WHAT IS EXPECTED ::
An exact copy of every record is needed.
+-------+
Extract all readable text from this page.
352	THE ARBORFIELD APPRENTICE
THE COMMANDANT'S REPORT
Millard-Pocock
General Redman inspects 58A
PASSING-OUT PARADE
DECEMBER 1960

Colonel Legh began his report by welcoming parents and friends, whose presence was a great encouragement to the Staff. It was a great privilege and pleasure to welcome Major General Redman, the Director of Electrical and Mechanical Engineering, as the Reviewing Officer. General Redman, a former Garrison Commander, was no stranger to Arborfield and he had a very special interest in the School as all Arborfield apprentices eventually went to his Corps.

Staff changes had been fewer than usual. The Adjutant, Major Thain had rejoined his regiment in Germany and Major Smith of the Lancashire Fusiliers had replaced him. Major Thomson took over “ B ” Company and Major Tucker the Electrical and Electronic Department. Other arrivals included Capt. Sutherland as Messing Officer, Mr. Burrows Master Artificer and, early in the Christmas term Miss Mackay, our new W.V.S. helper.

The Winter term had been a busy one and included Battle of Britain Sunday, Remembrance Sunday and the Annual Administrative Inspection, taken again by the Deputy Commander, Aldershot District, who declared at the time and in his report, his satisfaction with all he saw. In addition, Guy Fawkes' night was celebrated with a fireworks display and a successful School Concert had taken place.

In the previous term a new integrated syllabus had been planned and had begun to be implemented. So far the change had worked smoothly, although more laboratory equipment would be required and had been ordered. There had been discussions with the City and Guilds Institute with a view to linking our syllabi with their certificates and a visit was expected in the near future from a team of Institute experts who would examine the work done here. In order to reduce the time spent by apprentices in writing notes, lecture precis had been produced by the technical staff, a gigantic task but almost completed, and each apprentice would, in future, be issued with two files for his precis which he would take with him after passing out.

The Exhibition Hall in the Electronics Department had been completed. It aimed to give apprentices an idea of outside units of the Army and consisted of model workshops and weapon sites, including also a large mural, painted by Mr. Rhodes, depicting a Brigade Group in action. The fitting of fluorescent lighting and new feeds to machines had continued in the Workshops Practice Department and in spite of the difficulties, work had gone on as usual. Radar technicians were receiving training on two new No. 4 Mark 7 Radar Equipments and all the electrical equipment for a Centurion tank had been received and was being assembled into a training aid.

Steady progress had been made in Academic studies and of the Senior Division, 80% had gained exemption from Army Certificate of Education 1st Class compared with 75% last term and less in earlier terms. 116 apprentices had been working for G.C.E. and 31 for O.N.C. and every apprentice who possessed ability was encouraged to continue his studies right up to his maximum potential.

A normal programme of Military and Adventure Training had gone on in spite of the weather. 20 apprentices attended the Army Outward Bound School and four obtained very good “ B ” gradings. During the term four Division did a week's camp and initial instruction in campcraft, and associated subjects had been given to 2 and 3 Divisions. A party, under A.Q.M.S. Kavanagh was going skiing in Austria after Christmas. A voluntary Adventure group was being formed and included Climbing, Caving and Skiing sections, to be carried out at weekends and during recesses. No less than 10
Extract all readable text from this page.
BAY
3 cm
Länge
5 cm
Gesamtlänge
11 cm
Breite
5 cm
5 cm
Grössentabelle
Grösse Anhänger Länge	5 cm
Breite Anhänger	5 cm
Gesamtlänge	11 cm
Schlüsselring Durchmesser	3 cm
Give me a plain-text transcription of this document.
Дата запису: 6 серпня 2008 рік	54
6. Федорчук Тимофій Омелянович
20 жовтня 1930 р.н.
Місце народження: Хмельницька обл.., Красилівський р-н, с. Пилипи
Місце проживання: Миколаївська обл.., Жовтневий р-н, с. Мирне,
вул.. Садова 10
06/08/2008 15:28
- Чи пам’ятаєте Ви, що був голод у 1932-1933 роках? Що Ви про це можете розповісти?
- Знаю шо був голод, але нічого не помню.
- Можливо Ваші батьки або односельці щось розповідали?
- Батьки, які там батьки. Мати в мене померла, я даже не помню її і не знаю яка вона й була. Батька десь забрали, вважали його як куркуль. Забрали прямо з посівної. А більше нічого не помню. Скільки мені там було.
+-------+
RESULT FOR THIS EXERCISE ::
Extract all readable text from this page.
352	THE ARBORFIELD APPRENTICE
THE COMMANDANT'S REPORT
Millard-Pocock
General Redman inspects 58A
PASSING-OUT PARADE
DECEMBER 1960

Colonel Legh began his report by welcoming parents and friends, whose presence was a great encouragement to the Staff. It was a great privilege and pleasure to welcome Major General Redman, the Director of Electrical and Mechanical Engineering, as the Reviewing Officer. General Redman, a former Garrison Commander, was no stranger to Arborfield and he had a very special interest in the School as all Arborfield apprentices eventually went to his Corps.

Staff changes had been fewer than usual. The Adjutant, Major Thain had rejoined his regiment in Germany and Major Smith of the Lancashire Fusiliers had replaced him. Major Thomson took over “ B ” Company and Major Tucker the Electrical and Electronic Department. Other arrivals included Capt. Sutherland as Messing Officer, Mr. Burrows Master Artificer and, early in the Christmas term Miss Mackay, our new W.V.S. helper.

The Winter term had been a busy one and included Battle of Britain Sunday, Remembrance Sunday and the Annual Administrative Inspection, taken again by the Deputy Commander, Aldershot District, who declared at the time and in his report, his satisfaction with all he saw. In addition, Guy Fawkes' night was celebrated with a fireworks display and a successful School Concert had taken place.

In the previous term a new integrated syllabus had been planned and had begun to be implemented. So far the change had worked smoothly, although more laboratory equipment would be required and had been ordered. There had been discussions with the City and Guilds Institute with a view to linking our syllabi with their certificates and a visit was expected in the near future from a team of Institute experts who would examine the work done here. In order to reduce the time spent by apprentices in writing notes, lecture precis had been produced by the technical staff, a gigantic task but almost completed, and each apprentice would, in future, be issued with two files for his precis which he would take with him after passing out.

The Exhibition Hall in the Electronics Department had been completed. It aimed to give apprentices an idea of outside units of the Army and consisted of model workshops and weapon sites, including also a large mural, painted by Mr. Rhodes, depicting a Brigade Group in action. The fitting of fluorescent lighting and new feeds to machines had continued in the Workshops Practice Department and in spite of the difficulties, work had gone on as usual. Radar technicians were receiving training on two new No. 4 Mark 7 Radar Equipments and all the electrical equipment for a Centurion tank had been received and was being assembled into a training aid.

Steady progress had been made in Academic studies and of the Senior Division, 80% had gained exemption from Army Certificate of Education 1st Class compared with 75% last term and less in earlier terms. 116 apprentices had been working for G.C.E. and 31 for O.N.C. and every apprentice who possessed ability was encouraged to continue his studies right up to his maximum potential.

A normal programme of Military and Adventure Training had gone on in spite of the weather. 20 apprentices attended the Army Outward Bound School and four obtained very good “ B ” gradings. During the term four Division did a week's camp and initial instruction in campcraft, and associated subjects had been given to 2 and 3 Divisions. A party, under A.Q.M.S. Kavanagh was going skiing in Austria after Christmas. A voluntary Adventure group was being formed and included Climbing, Caving and Skiing sections, to be carried out at weekends and during recesses. No less than 10
Extract all readable text from this page.
BAY
3 cm
Länge
5 cm
Gesamtlänge
11 cm
Breite
5 cm
5 cm
Grössentabelle
Grösse Anhänger Länge	5 cm
Breite Anhänger	5 cm
Gesamtlänge	11 cm
Schlüsselring Durchmesser	3 cm
Give me a plain-text transcription of this document.
Дата запису: 6 серпня 2008 рік	54
6. Федорчук Тимофій Омелянович
20 жовтня 1930 р.н.
Місце народження: Хмельницька обл.., Красилівський р-н, с. Пилипи
Місце проживання: Миколаївська обл.., Жовтневий р-н, с. Мирне,
вул.. Садова 10
06/08/2008 15:28
- Чи пам’ятаєте Ви, що був голод у 1932-1933 роках? Що Ви про це можете розповісти?
- Знаю шо був голод, але нічого не помню.
- Можливо Ваші батьки або односельці щось розповідали?
- Батьки, які там батьки. Мати в мене померла, я даже не помню її і не знаю яка вона й була. Батька десь забрали, вважали його як куркуль. Забрали прямо з посівної. А більше нічого не помню. Скільки мені там було.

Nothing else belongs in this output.